■ TASK BRIEF: Can you give the lines below as a JSON list of strings, with one string per line and any blank lines left out?

■ RECORDS FOR THE EXERCISE:
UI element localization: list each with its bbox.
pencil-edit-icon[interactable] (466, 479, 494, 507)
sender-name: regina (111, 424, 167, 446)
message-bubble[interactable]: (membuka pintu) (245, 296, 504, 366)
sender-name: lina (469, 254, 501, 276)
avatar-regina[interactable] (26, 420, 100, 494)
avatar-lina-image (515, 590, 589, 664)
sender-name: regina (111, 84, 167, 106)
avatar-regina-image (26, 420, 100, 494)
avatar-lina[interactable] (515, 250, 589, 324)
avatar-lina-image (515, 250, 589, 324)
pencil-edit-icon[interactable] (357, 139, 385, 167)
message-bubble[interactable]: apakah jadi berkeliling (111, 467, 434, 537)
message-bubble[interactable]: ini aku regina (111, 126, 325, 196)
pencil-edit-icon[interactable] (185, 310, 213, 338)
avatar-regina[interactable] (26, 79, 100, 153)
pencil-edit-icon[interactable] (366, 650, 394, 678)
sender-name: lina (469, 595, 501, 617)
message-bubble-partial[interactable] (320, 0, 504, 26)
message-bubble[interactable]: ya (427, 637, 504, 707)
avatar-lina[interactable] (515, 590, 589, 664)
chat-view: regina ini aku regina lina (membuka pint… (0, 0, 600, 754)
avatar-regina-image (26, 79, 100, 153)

■ EXERCISE RESULT:
[
  "UI element localization: list each with its bbox.",
  "pencil-edit-icon[interactable] (466, 479, 494, 507)",
  "sender-name: regina (111, 424, 167, 446)",
  "message-bubble[interactable]: (membuka pintu) (245, 296, 504, 366)",
  "sender-name: lina (469, 254, 501, 276)",
  "avatar-regina[interactable] (26, 420, 100, 494)",
  "avatar-lina-image (515, 590, 589, 664)",
  "sender-name: regina (111, 84, 167, 106)",
  "avatar-regina-image (26, 420, 100, 494)",
  "avatar-lina[interactable] (515, 250, 589, 324)",
  "avatar-lina-image (515, 250, 589, 324)",
  "pencil-edit-icon[interactable] (357, 139, 385, 167)",
  "message-bubble[interactable]: apakah jadi berkeliling (111, 467, 434, 537)",
  "message-bubble[interactable]: ini aku regina (111, 126, 325, 196)",
  "pencil-edit-icon[interactable] (185, 310, 213, 338)",
  "avatar-regina[interactable] (26, 79, 100, 153)",
  "pencil-edit-icon[interactable] (366, 650, 394, 678)",
  "sender-name: lina (469, 595, 501, 617)",
  "message-bubble-partial[interactable] (320, 0, 504, 26)",
  "message-bubble[interactable]: ya (427, 637, 504, 707)",
  "avatar-lina[interactable] (515, 590, 589, 664)",
  "chat-view: regina ini aku regina lina (membuka pint… (0, 0, 600, 754)",
  "avatar-regina-image (26, 79, 100, 153)"
]